• [STATED PROBLEM]: Each line in the entries below that holds the string "data" is to be listed.

• [RECORDS FOR THIS TASK]:
====

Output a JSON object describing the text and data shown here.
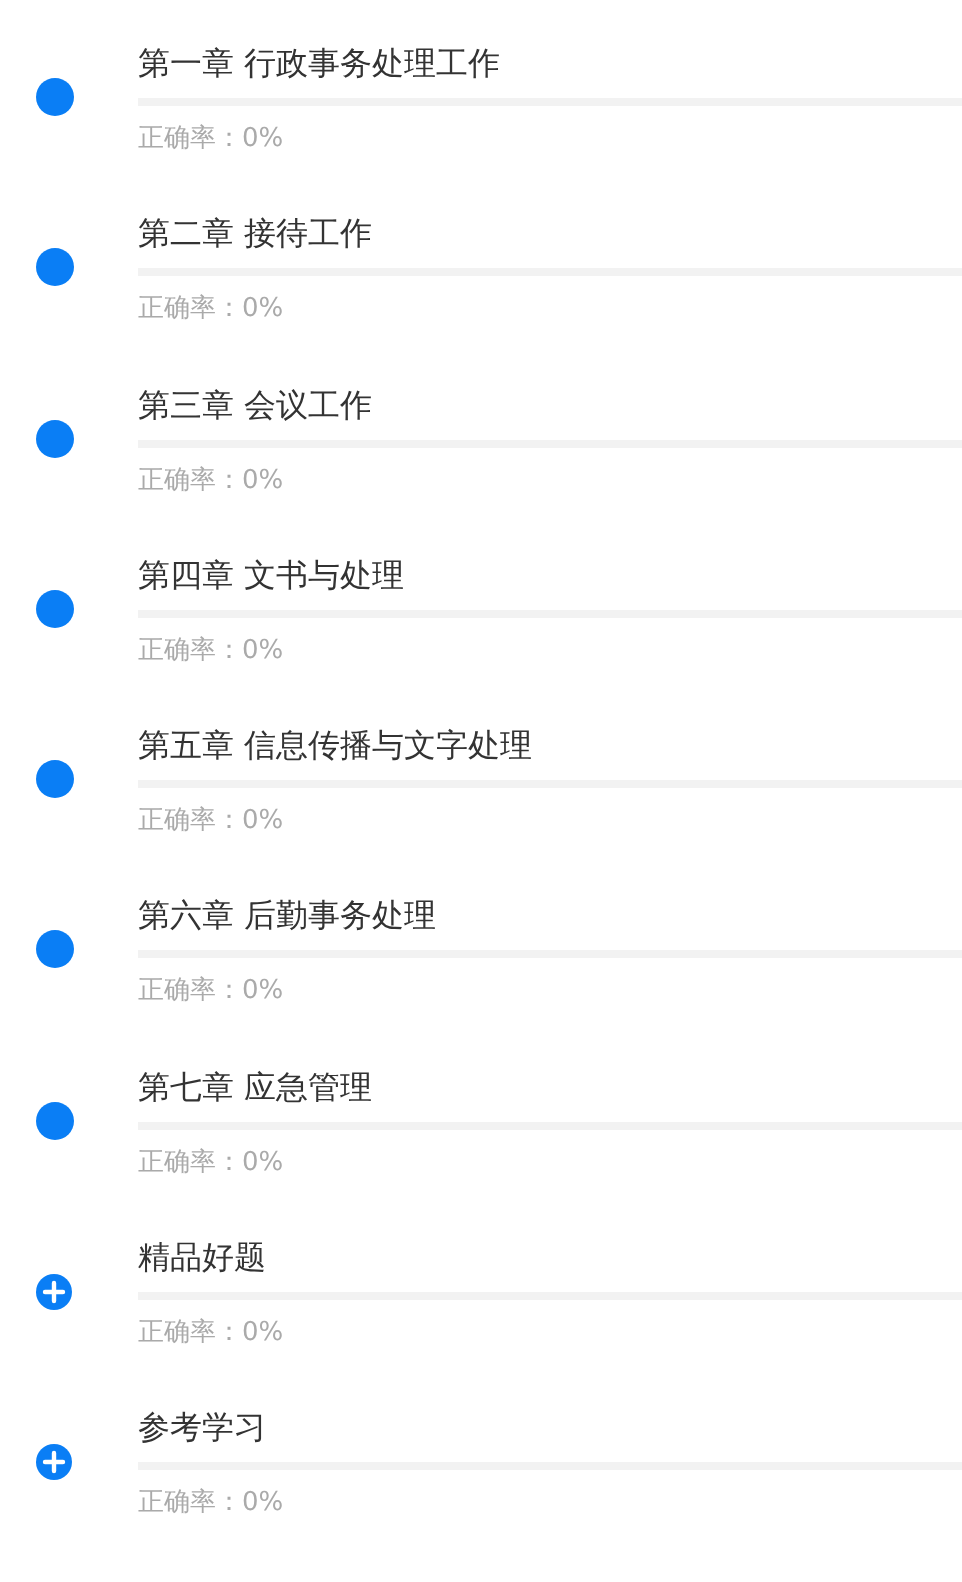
{
  "chapters": [
    {
      "kind": "dot",
      "title": "第一章 行政事务处理工作",
      "level": 0,
      "accuracy": "正确率：0%"
    },
    {
      "kind": "dot",
      "title": "第二章 接待工作",
      "level": 0,
      "accuracy": "正确率：0%"
    },
    {
      "kind": "dot",
      "title": "第三章 会议工作",
      "level": 0,
      "accuracy": "正确率：0%"
    },
    {
      "kind": "dot",
      "title": "第四章 文书与处理",
      "level": 0,
      "accuracy": "正确率：0%"
    },
    {
      "kind": "dot",
      "title": "第五章 信息传播与文字处理",
      "level": 0,
      "accuracy": "正确率：0%"
    },
    {
      "kind": "dot",
      "title": "第六章 后勤事务处理",
      "level": 0,
      "accuracy": "正确率：0%"
    },
    {
      "kind": "dot",
      "title": "第七章 应急管理",
      "level": 0,
      "accuracy": "正确率：0%"
    },
    {
      "kind": "plus",
      "title": "精品好题",
      "level": 0,
      "accuracy": "正确率：0%"
    },
    {
      "kind": "plus",
      "title": "参考学习",
      "level": 0,
      "accuracy": "正确率：0%"
    }
  ]
}
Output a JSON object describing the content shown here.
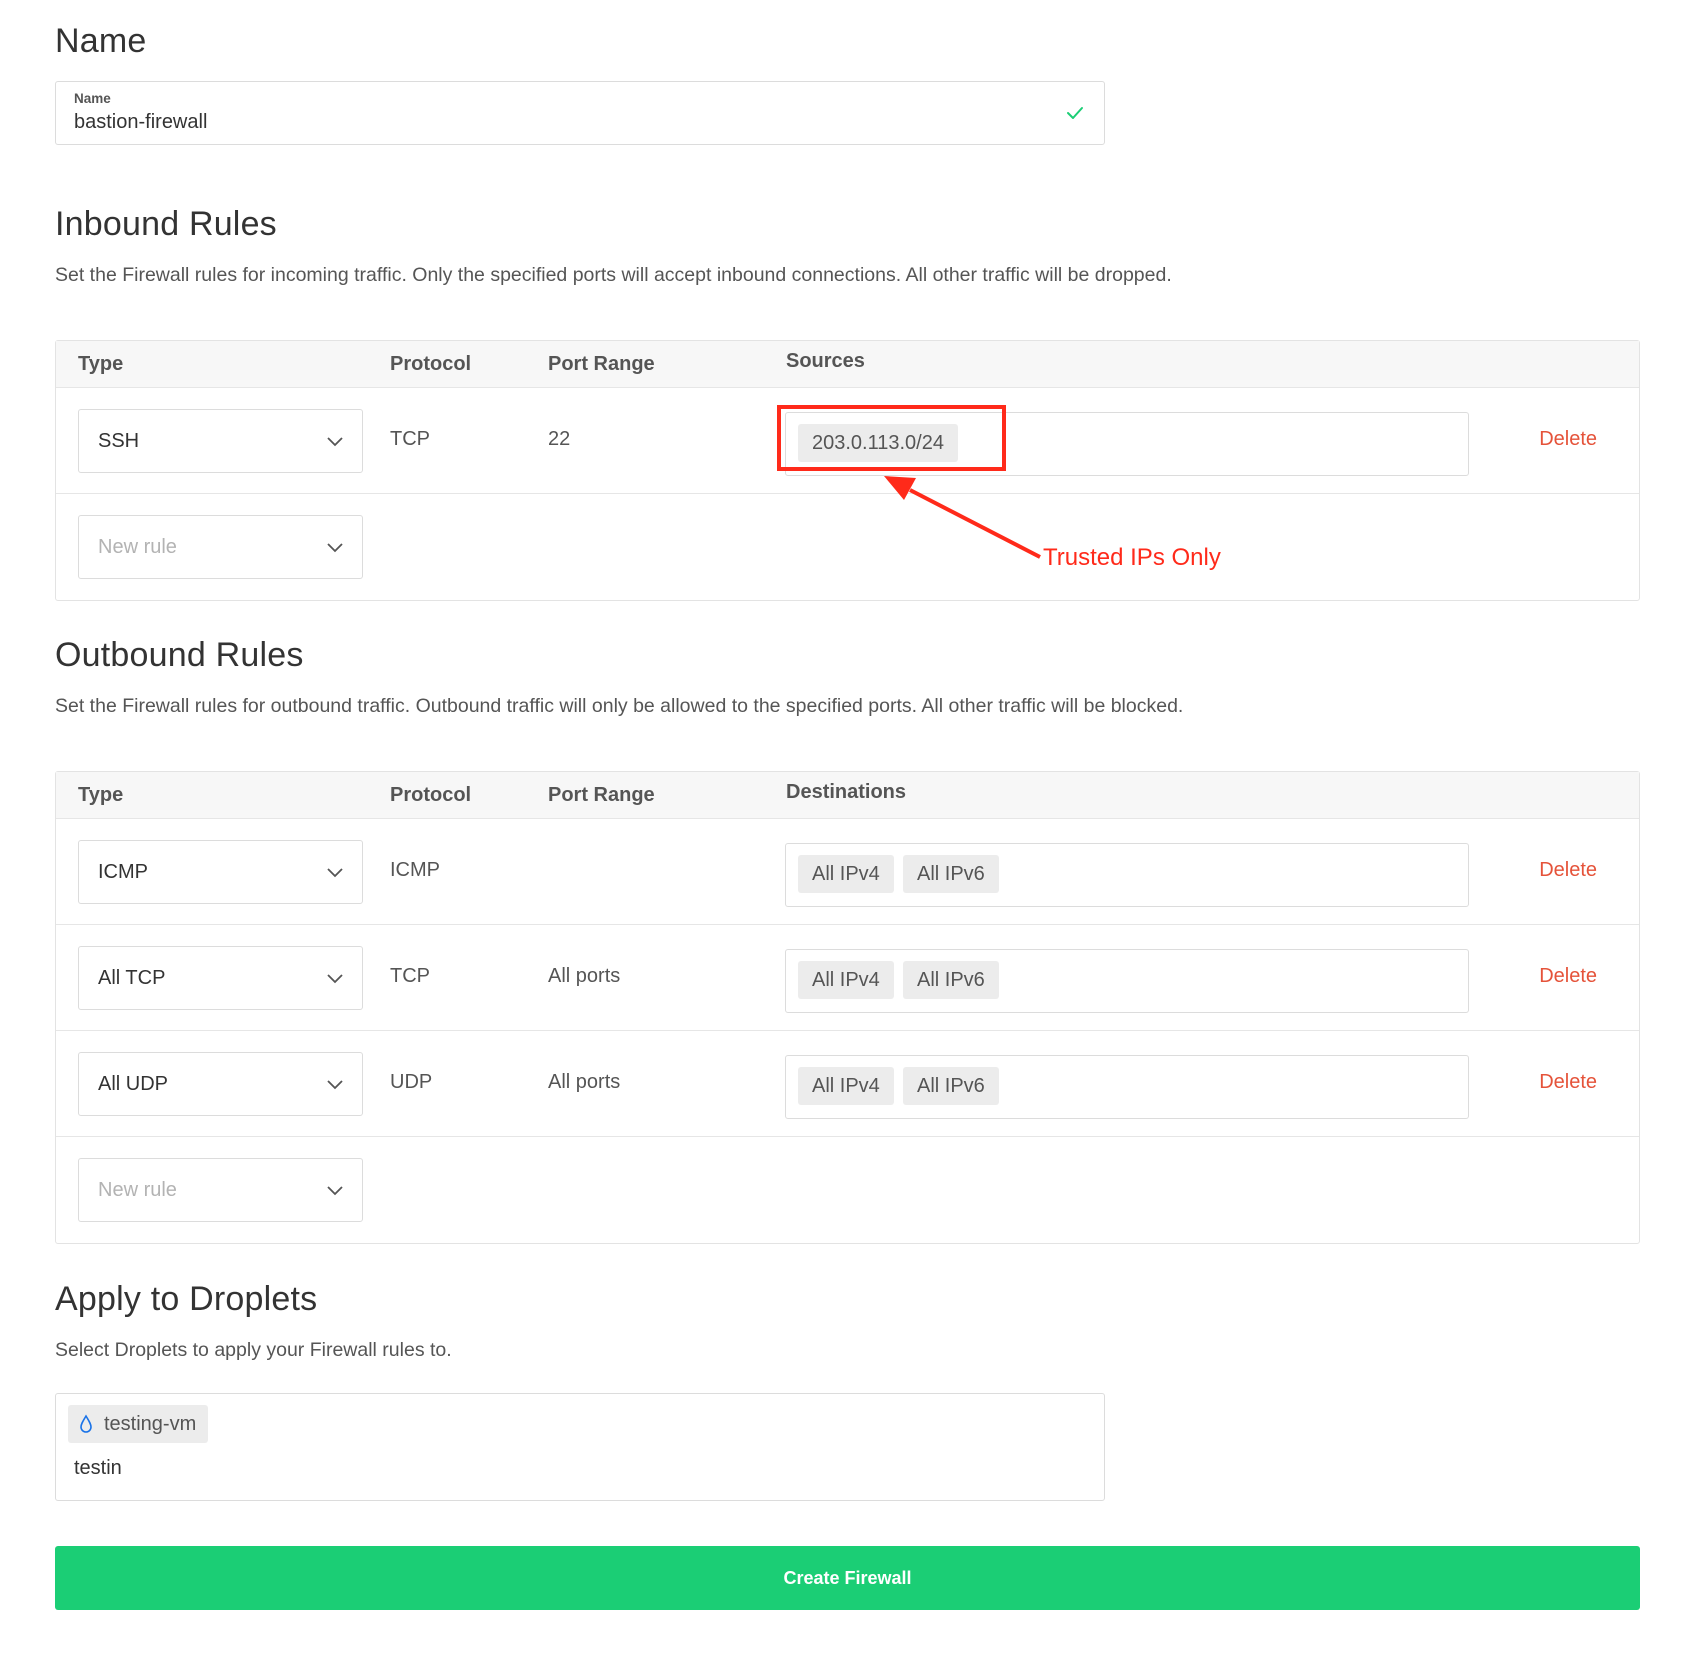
{
  "name_section": {
    "title": "Name",
    "field_label": "Name",
    "field_value": "bastion-firewall"
  },
  "inbound": {
    "title": "Inbound Rules",
    "description": "Set the Firewall rules for incoming traffic. Only the specified ports will accept inbound connections. All other traffic will be dropped.",
    "headers": {
      "type": "Type",
      "protocol": "Protocol",
      "port_range": "Port Range",
      "targets": "Sources"
    },
    "rules": [
      {
        "type": "SSH",
        "protocol": "TCP",
        "port_range": "22",
        "tags": [
          "203.0.113.0/24"
        ],
        "delete_label": "Delete"
      }
    ],
    "new_rule_placeholder": "New rule"
  },
  "annotation": {
    "text": "Trusted IPs Only",
    "color": "#ff2a1a"
  },
  "outbound": {
    "title": "Outbound Rules",
    "description": "Set the Firewall rules for outbound traffic. Outbound traffic will only be allowed to the specified ports. All other traffic will be blocked.",
    "headers": {
      "type": "Type",
      "protocol": "Protocol",
      "port_range": "Port Range",
      "targets": "Destinations"
    },
    "rules": [
      {
        "type": "ICMP",
        "protocol": "ICMP",
        "port_range": "",
        "tags": [
          "All IPv4",
          "All IPv6"
        ],
        "delete_label": "Delete"
      },
      {
        "type": "All TCP",
        "protocol": "TCP",
        "port_range": "All ports",
        "tags": [
          "All IPv4",
          "All IPv6"
        ],
        "delete_label": "Delete"
      },
      {
        "type": "All UDP",
        "protocol": "UDP",
        "port_range": "All ports",
        "tags": [
          "All IPv4",
          "All IPv6"
        ],
        "delete_label": "Delete"
      }
    ],
    "new_rule_placeholder": "New rule"
  },
  "droplets": {
    "title": "Apply to Droplets",
    "description": "Select Droplets to apply your Firewall rules to.",
    "selected": [
      {
        "name": "testing-vm",
        "icon": "droplet-icon"
      }
    ],
    "input_value": "testin"
  },
  "create_button": {
    "label": "Create Firewall"
  },
  "colors": {
    "accent_green": "#1bce75",
    "delete_red": "#e5533a",
    "check_green": "#1bce75"
  }
}
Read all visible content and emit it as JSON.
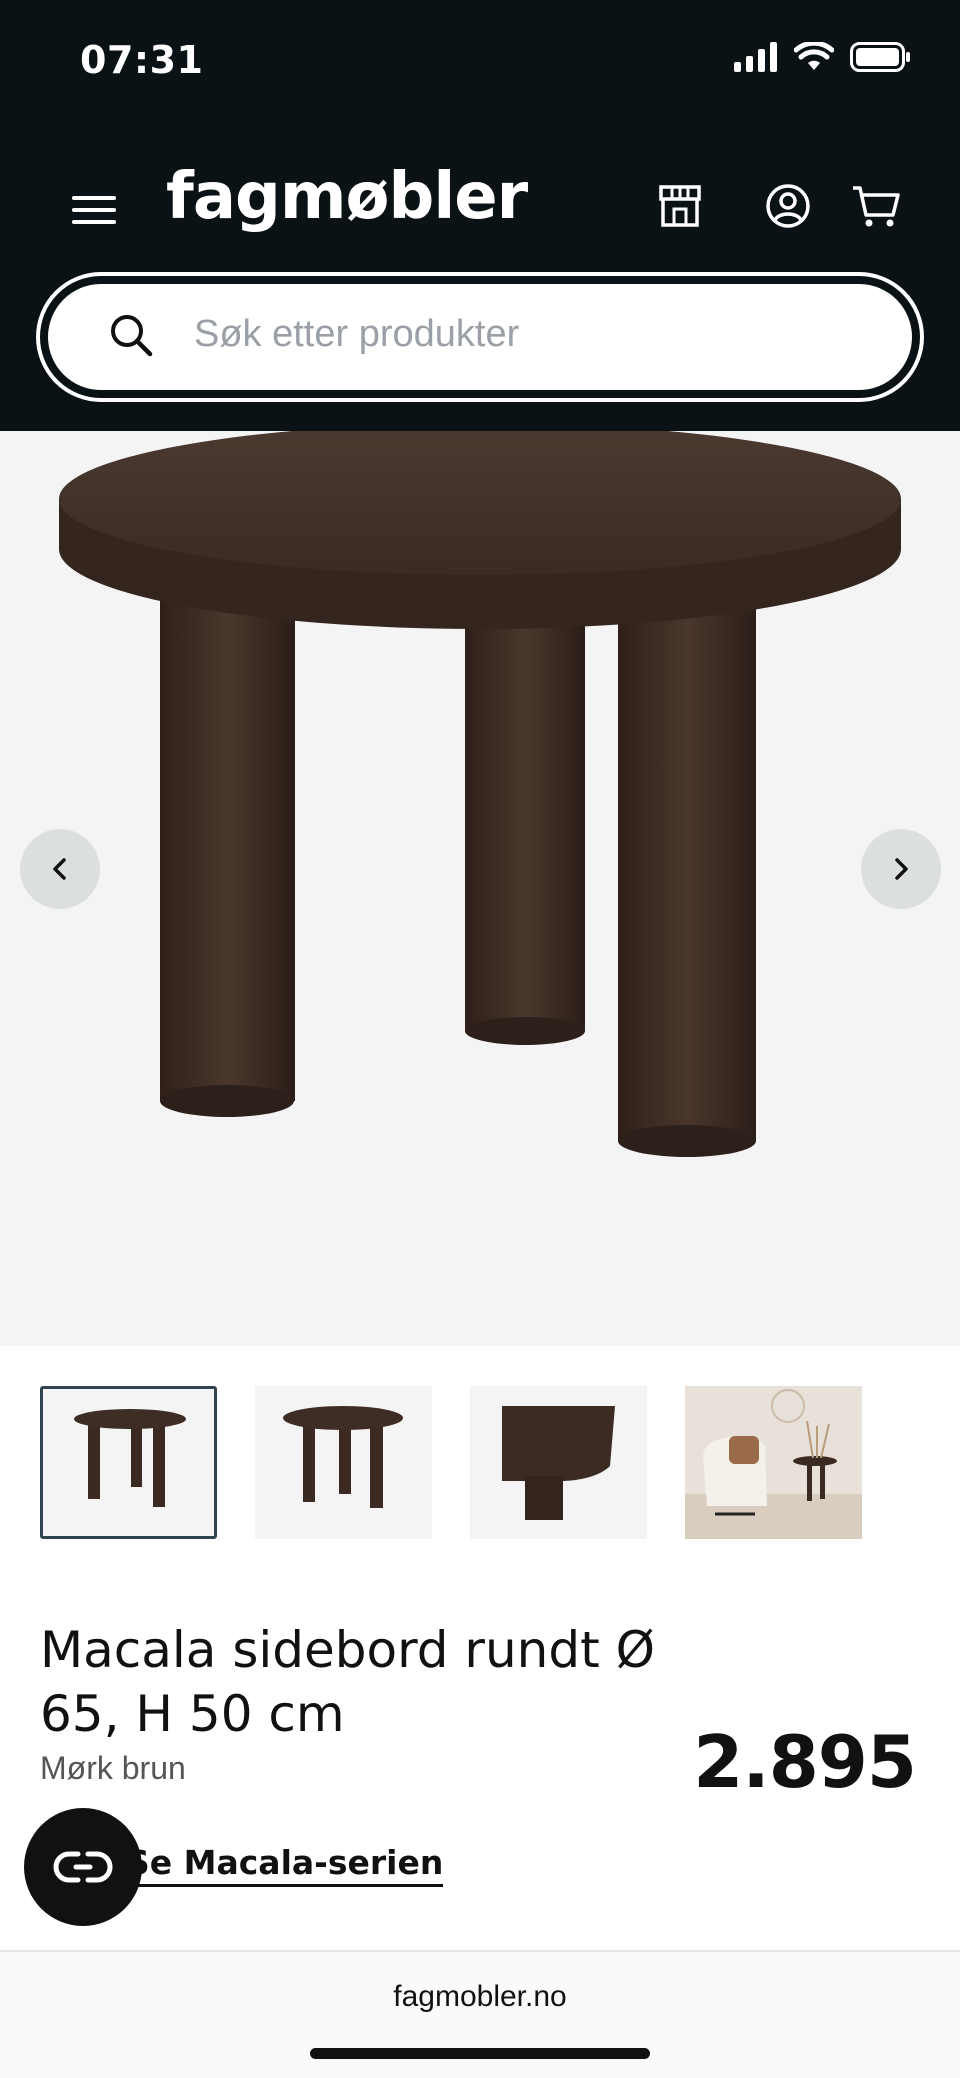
{
  "status_bar": {
    "time": "07:31"
  },
  "header": {
    "logo": "fagmøbler",
    "search": {
      "placeholder": "Søk etter produkter",
      "value": ""
    }
  },
  "icons": {
    "menu": "menu-icon",
    "store": "store-icon",
    "account": "user-icon",
    "cart": "cart-icon",
    "search": "search-icon"
  },
  "gallery": {
    "thumbnails": [
      {
        "name": "table-front",
        "active": true
      },
      {
        "name": "table-angle",
        "active": false
      },
      {
        "name": "table-detail",
        "active": false
      },
      {
        "name": "table-lifestyle",
        "active": false
      }
    ]
  },
  "product": {
    "title": "Macala sidebord rundt Ø 65, H 50 cm",
    "variant": "Mørk brun",
    "price": "2.895",
    "series_link": "Se Macala-serien"
  },
  "browser": {
    "domain": "fagmobler.no"
  },
  "colors": {
    "header_bg": "#0a1216",
    "wood": "#3f2f27",
    "gallery_bg": "#f4f4f4"
  }
}
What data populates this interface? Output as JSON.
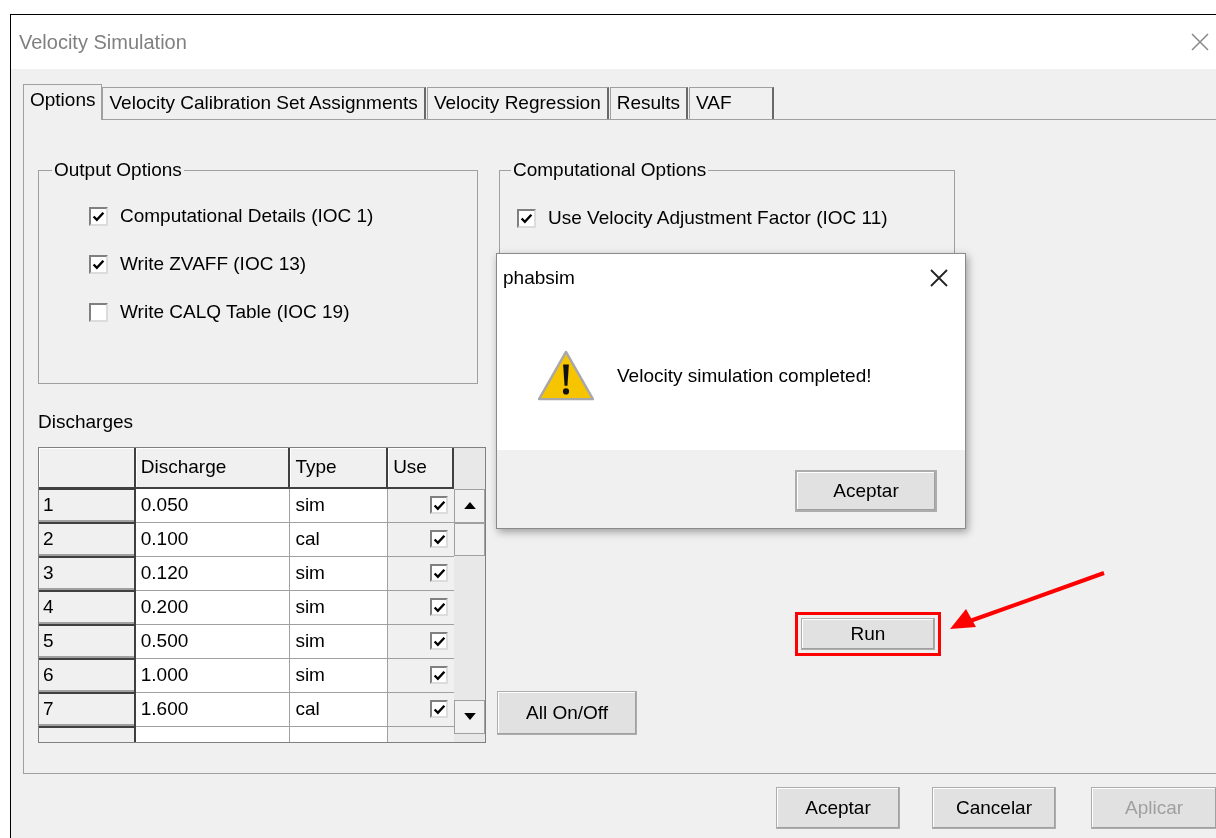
{
  "window": {
    "title": "Velocity Simulation"
  },
  "tabs": [
    {
      "label": "Options",
      "selected": true
    },
    {
      "label": "Velocity Calibration Set Assignments",
      "selected": false
    },
    {
      "label": "Velocity Regression",
      "selected": false
    },
    {
      "label": "Results",
      "selected": false
    },
    {
      "label": "VAF",
      "selected": false
    }
  ],
  "output_options": {
    "title": "Output Options",
    "options": [
      {
        "label": "Computational Details (IOC 1)",
        "checked": true
      },
      {
        "label": "Write ZVAFF (IOC 13)",
        "checked": true
      },
      {
        "label": "Write CALQ Table (IOC 19)",
        "checked": false
      }
    ]
  },
  "computational_options": {
    "title": "Computational Options",
    "options": [
      {
        "label": "Use Velocity Adjustment Factor (IOC 11)",
        "checked": true
      }
    ]
  },
  "discharges": {
    "title": "Discharges",
    "columns": [
      "Discharge",
      "Type",
      "Use"
    ],
    "rows": [
      {
        "number": "1",
        "discharge": "0.050",
        "type": "sim",
        "use": true
      },
      {
        "number": "2",
        "discharge": "0.100",
        "type": "cal",
        "use": true
      },
      {
        "number": "3",
        "discharge": "0.120",
        "type": "sim",
        "use": true
      },
      {
        "number": "4",
        "discharge": "0.200",
        "type": "sim",
        "use": true
      },
      {
        "number": "5",
        "discharge": "0.500",
        "type": "sim",
        "use": true
      },
      {
        "number": "6",
        "discharge": "1.000",
        "type": "sim",
        "use": true
      },
      {
        "number": "7",
        "discharge": "1.600",
        "type": "cal",
        "use": true
      }
    ]
  },
  "run_button": {
    "label": "Run",
    "highlighted": true
  },
  "all_button": {
    "label": "All On/Off"
  },
  "dialog_buttons": [
    {
      "label": "Aceptar",
      "disabled": false
    },
    {
      "label": "Cancelar",
      "disabled": false
    },
    {
      "label": "Aplicar",
      "disabled": true
    }
  ],
  "message_box": {
    "title": "phabsim",
    "message": "Velocity simulation completed!",
    "button": "Aceptar"
  }
}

====

• [EXERCISE OUTPUT]:
Output a JSON object describing the text and data shown here.
What data populates this interface? Output as JSON.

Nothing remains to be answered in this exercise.